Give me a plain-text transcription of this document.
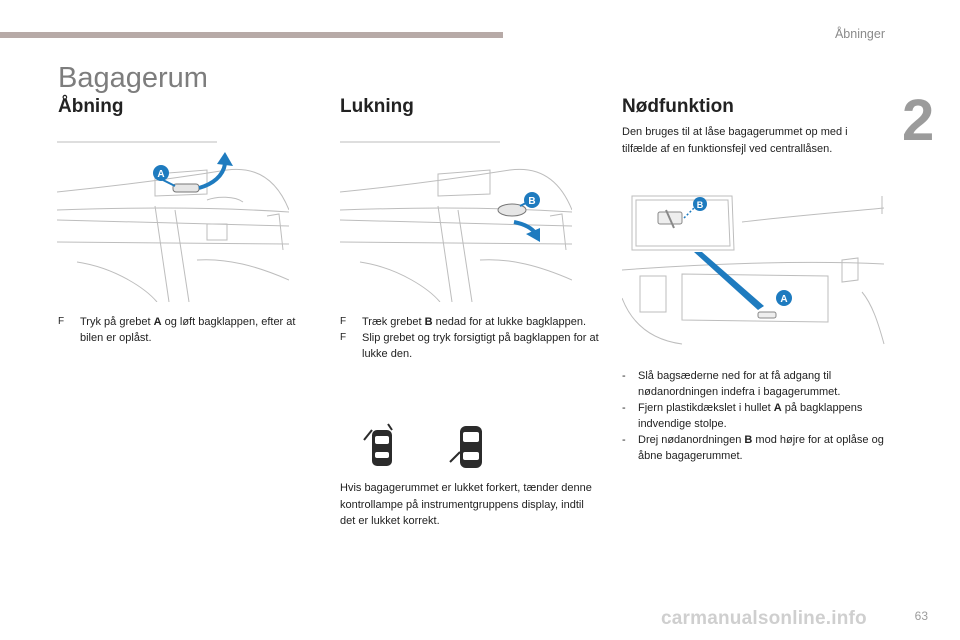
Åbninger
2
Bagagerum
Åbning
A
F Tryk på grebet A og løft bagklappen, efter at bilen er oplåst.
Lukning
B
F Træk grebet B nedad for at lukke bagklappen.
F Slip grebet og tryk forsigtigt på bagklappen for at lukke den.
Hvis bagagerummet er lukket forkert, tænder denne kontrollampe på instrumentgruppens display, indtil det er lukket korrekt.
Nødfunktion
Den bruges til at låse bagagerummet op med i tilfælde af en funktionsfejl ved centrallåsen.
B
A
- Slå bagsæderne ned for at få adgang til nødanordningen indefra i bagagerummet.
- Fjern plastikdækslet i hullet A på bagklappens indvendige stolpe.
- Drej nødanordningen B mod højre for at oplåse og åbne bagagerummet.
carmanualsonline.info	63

● ● ● ● ●

■ **Given request**: All of the material above should be reproduced exactly, except the pictures.

■ **Result**:
Give me a plain-text transcription of this document.
Åbninger
2
Bagagerum
Åbning
A
F Tryk på grebet A og løft bagklappen, efter at bilen er oplåst.
Lukning
B
F Træk grebet B nedad for at lukke bagklappen.
F Slip grebet og tryk forsigtigt på bagklappen for at lukke den.
Hvis bagagerummet er lukket forkert, tænder denne kontrollampe på instrumentgruppens display, indtil det er lukket korrekt.
Nødfunktion
Den bruges til at låse bagagerummet op med i tilfælde af en funktionsfejl ved centrallåsen.
B
A
- Slå bagsæderne ned for at få adgang til nødanordningen indefra i bagagerummet.
- Fjern plastikdækslet i hullet A på bagklappens indvendige stolpe.
- Drej nødanordningen B mod højre for at oplåse og åbne bagagerummet.
carmanualsonline.info	63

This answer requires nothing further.